# THE TASK
Extract every line of the records below and reproduce each one verbatim, keeping the original order.

# MATERIAL SUPPLIED
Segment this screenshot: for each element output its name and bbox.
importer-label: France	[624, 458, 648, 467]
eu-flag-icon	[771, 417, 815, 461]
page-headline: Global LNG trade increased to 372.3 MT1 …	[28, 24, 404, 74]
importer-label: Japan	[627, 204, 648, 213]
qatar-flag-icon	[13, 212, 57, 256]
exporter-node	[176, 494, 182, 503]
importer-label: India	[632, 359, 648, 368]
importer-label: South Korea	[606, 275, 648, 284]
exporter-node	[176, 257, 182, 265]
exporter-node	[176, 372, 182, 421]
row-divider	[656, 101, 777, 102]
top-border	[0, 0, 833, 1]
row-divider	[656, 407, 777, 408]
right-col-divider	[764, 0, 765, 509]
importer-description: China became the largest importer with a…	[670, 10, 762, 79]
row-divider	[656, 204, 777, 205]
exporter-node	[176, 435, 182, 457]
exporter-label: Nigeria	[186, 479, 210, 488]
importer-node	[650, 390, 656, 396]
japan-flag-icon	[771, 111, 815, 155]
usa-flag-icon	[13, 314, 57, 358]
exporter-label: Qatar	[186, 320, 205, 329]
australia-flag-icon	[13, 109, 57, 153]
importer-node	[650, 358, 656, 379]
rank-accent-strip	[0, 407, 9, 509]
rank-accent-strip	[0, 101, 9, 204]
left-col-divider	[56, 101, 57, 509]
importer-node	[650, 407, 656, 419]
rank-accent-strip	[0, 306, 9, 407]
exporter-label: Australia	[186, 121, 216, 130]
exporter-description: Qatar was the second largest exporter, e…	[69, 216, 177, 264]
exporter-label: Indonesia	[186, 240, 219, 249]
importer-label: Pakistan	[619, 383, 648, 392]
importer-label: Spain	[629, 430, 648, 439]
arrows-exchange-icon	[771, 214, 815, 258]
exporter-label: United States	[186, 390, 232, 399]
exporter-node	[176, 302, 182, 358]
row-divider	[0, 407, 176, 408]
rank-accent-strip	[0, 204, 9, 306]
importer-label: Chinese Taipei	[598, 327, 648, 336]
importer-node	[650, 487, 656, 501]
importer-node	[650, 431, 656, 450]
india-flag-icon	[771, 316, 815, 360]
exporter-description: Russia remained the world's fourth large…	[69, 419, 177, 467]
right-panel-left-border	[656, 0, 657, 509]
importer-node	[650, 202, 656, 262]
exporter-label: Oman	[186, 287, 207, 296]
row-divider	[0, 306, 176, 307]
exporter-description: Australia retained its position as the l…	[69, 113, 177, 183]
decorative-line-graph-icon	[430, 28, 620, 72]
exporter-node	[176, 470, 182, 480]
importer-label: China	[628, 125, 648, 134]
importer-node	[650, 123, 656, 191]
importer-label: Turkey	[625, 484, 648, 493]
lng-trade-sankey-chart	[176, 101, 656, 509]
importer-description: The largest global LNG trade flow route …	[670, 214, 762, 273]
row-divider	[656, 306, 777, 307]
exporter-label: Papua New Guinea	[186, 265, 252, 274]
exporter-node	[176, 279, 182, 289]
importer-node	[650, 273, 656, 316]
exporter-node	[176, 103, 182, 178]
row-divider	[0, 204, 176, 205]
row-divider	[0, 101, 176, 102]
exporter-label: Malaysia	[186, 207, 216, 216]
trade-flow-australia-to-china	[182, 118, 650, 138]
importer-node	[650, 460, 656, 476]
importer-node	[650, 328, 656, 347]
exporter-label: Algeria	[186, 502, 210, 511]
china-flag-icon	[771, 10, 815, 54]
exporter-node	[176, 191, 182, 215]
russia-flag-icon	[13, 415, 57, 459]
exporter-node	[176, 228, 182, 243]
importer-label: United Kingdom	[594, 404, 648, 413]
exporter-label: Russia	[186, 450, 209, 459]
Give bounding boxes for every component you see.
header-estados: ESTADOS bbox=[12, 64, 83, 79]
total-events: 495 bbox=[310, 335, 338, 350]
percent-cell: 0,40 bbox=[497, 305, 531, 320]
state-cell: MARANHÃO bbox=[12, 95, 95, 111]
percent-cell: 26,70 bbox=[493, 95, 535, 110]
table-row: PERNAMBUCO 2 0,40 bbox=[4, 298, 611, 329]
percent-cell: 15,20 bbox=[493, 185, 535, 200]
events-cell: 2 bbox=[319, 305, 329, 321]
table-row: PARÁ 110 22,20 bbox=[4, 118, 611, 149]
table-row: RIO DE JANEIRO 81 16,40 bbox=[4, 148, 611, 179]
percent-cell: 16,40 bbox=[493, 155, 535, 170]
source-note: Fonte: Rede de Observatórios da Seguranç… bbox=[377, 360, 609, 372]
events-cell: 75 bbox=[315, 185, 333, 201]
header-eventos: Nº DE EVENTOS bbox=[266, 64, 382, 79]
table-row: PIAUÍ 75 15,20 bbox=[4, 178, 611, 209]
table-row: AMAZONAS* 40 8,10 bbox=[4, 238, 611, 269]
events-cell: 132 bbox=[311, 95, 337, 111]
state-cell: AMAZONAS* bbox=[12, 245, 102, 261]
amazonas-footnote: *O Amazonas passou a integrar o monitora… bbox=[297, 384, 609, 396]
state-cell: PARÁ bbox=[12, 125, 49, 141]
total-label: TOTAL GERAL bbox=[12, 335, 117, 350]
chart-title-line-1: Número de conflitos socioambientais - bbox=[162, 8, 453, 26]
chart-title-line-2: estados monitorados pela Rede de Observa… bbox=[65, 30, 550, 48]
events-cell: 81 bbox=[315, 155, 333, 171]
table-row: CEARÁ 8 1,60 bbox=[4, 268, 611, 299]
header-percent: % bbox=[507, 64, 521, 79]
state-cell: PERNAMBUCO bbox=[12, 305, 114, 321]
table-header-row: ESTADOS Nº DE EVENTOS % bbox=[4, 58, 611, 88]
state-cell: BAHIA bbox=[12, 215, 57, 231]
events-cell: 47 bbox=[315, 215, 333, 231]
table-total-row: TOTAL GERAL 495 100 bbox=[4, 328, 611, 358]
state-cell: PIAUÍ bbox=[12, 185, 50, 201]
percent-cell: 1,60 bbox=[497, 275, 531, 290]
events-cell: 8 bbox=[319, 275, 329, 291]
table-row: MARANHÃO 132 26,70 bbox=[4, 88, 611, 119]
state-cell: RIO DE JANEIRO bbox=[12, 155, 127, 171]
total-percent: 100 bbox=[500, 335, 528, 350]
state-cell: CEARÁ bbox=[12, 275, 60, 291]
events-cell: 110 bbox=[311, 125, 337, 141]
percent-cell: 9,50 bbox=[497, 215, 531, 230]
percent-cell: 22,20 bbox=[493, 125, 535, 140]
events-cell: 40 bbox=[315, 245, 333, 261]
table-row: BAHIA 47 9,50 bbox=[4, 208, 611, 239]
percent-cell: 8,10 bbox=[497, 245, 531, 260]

# COMPLETE ANSWER
Segment this screenshot: for each element output its name and bbox.
importer-label: France	[624, 458, 648, 467]
eu-flag-icon	[771, 417, 815, 461]
page-headline: Global LNG trade increased to 372.3 MT1 …	[28, 24, 404, 74]
importer-label: Japan	[627, 204, 648, 213]
qatar-flag-icon	[13, 212, 57, 256]
exporter-node	[176, 494, 182, 503]
importer-label: India	[632, 359, 648, 368]
importer-label: South Korea	[606, 275, 648, 284]
exporter-node	[176, 257, 182, 265]
exporter-node	[176, 372, 182, 421]
row-divider	[656, 101, 777, 102]
top-border	[0, 0, 833, 1]
row-divider	[656, 407, 777, 408]
right-col-divider	[764, 0, 765, 509]
importer-description: China became the largest importer with a…	[670, 10, 762, 79]
row-divider	[656, 204, 777, 205]
exporter-node	[176, 435, 182, 457]
exporter-label: Nigeria	[186, 479, 210, 488]
importer-node	[650, 390, 656, 396]
japan-flag-icon	[771, 111, 815, 155]
usa-flag-icon	[13, 314, 57, 358]
exporter-label: Qatar	[186, 320, 205, 329]
australia-flag-icon	[13, 109, 57, 153]
importer-node	[650, 358, 656, 379]
rank-accent-strip	[0, 407, 9, 509]
rank-accent-strip	[0, 101, 9, 204]
left-col-divider	[56, 101, 57, 509]
importer-node	[650, 407, 656, 419]
rank-accent-strip	[0, 306, 9, 407]
exporter-label: Australia	[186, 121, 216, 130]
exporter-description: Qatar was the second largest exporter, e…	[69, 216, 177, 264]
exporter-label: Indonesia	[186, 240, 219, 249]
importer-label: Pakistan	[619, 383, 648, 392]
importer-label: Spain	[629, 430, 648, 439]
arrows-exchange-icon	[771, 214, 815, 258]
exporter-label: United States	[186, 390, 232, 399]
exporter-node	[176, 302, 182, 358]
row-divider	[0, 407, 176, 408]
rank-accent-strip	[0, 204, 9, 306]
importer-label: Chinese Taipei	[598, 327, 648, 336]
importer-node	[650, 487, 656, 501]
importer-node	[650, 431, 656, 450]
india-flag-icon	[771, 316, 815, 360]
exporter-description: Russia remained the world's fourth large…	[69, 419, 177, 467]
right-panel-left-border	[656, 0, 657, 509]
importer-node	[650, 202, 656, 262]
exporter-label: Oman	[186, 287, 207, 296]
row-divider	[0, 306, 176, 307]
exporter-description: Australia retained its position as the l…	[69, 113, 177, 183]
decorative-line-graph-icon	[430, 28, 620, 72]
exporter-node	[176, 470, 182, 480]
importer-label: China	[628, 125, 648, 134]
importer-node	[650, 123, 656, 191]
importer-label: Turkey	[625, 484, 648, 493]
lng-trade-sankey-chart	[176, 101, 656, 509]
importer-description: The largest global LNG trade flow route …	[670, 214, 762, 273]
row-divider	[656, 306, 777, 307]
exporter-label: Papua New Guinea	[186, 265, 252, 274]
exporter-node	[176, 279, 182, 289]
importer-node	[650, 273, 656, 316]
exporter-node	[176, 103, 182, 178]
row-divider	[0, 204, 176, 205]
row-divider	[0, 101, 176, 102]
exporter-label: Malaysia	[186, 207, 216, 216]
trade-flow-australia-to-china	[182, 118, 650, 138]
importer-node	[650, 460, 656, 476]
importer-node	[650, 328, 656, 347]
exporter-label: Algeria	[186, 502, 210, 511]
china-flag-icon	[771, 10, 815, 54]
exporter-node	[176, 191, 182, 215]
russia-flag-icon	[13, 415, 57, 459]
exporter-node	[176, 228, 182, 243]
importer-label: United Kingdom	[594, 404, 648, 413]
exporter-label: Russia	[186, 450, 209, 459]
Give bounding boxes for every component you see.
header-estados: ESTADOS bbox=[12, 64, 83, 79]
total-events: 495 bbox=[310, 335, 338, 350]
percent-cell: 0,40 bbox=[497, 305, 531, 320]
state-cell: MARANHÃO bbox=[12, 95, 95, 111]
percent-cell: 26,70 bbox=[493, 95, 535, 110]
table-row: PERNAMBUCO 2 0,40 bbox=[4, 298, 611, 329]
percent-cell: 15,20 bbox=[493, 185, 535, 200]
events-cell: 2 bbox=[319, 305, 329, 321]
table-row: PARÁ 110 22,20 bbox=[4, 118, 611, 149]
table-row: RIO DE JANEIRO 81 16,40 bbox=[4, 148, 611, 179]
percent-cell: 16,40 bbox=[493, 155, 535, 170]
source-note: Fonte: Rede de Observatórios da Seguranç… bbox=[377, 360, 609, 372]
events-cell: 75 bbox=[315, 185, 333, 201]
header-eventos: Nº DE EVENTOS bbox=[266, 64, 382, 79]
table-row: PIAUÍ 75 15,20 bbox=[4, 178, 611, 209]
table-row: AMAZONAS* 40 8,10 bbox=[4, 238, 611, 269]
events-cell: 132 bbox=[311, 95, 337, 111]
state-cell: AMAZONAS* bbox=[12, 245, 102, 261]
amazonas-footnote: *O Amazonas passou a integrar o monitora… bbox=[297, 384, 609, 396]
state-cell: PARÁ bbox=[12, 125, 49, 141]
total-label: TOTAL GERAL bbox=[12, 335, 117, 350]
chart-title-line-1: Número de conflitos socioambientais - bbox=[162, 8, 453, 26]
chart-title-line-2: estados monitorados pela Rede de Observa… bbox=[65, 30, 550, 48]
events-cell: 81 bbox=[315, 155, 333, 171]
table-row: CEARÁ 8 1,60 bbox=[4, 268, 611, 299]
header-percent: % bbox=[507, 64, 521, 79]
state-cell: PERNAMBUCO bbox=[12, 305, 114, 321]
table-header-row: ESTADOS Nº DE EVENTOS % bbox=[4, 58, 611, 88]
state-cell: BAHIA bbox=[12, 215, 57, 231]
events-cell: 47 bbox=[315, 215, 333, 231]
table-total-row: TOTAL GERAL 495 100 bbox=[4, 328, 611, 358]
state-cell: PIAUÍ bbox=[12, 185, 50, 201]
percent-cell: 1,60 bbox=[497, 275, 531, 290]
events-cell: 8 bbox=[319, 275, 329, 291]
table-row: MARANHÃO 132 26,70 bbox=[4, 88, 611, 119]
state-cell: RIO DE JANEIRO bbox=[12, 155, 127, 171]
total-percent: 100 bbox=[500, 335, 528, 350]
state-cell: CEARÁ bbox=[12, 275, 60, 291]
events-cell: 110 bbox=[311, 125, 337, 141]
percent-cell: 9,50 bbox=[497, 215, 531, 230]
percent-cell: 22,20 bbox=[493, 125, 535, 140]
events-cell: 40 bbox=[315, 245, 333, 261]
table-row: BAHIA 47 9,50 bbox=[4, 208, 611, 239]
percent-cell: 8,10 bbox=[497, 245, 531, 260]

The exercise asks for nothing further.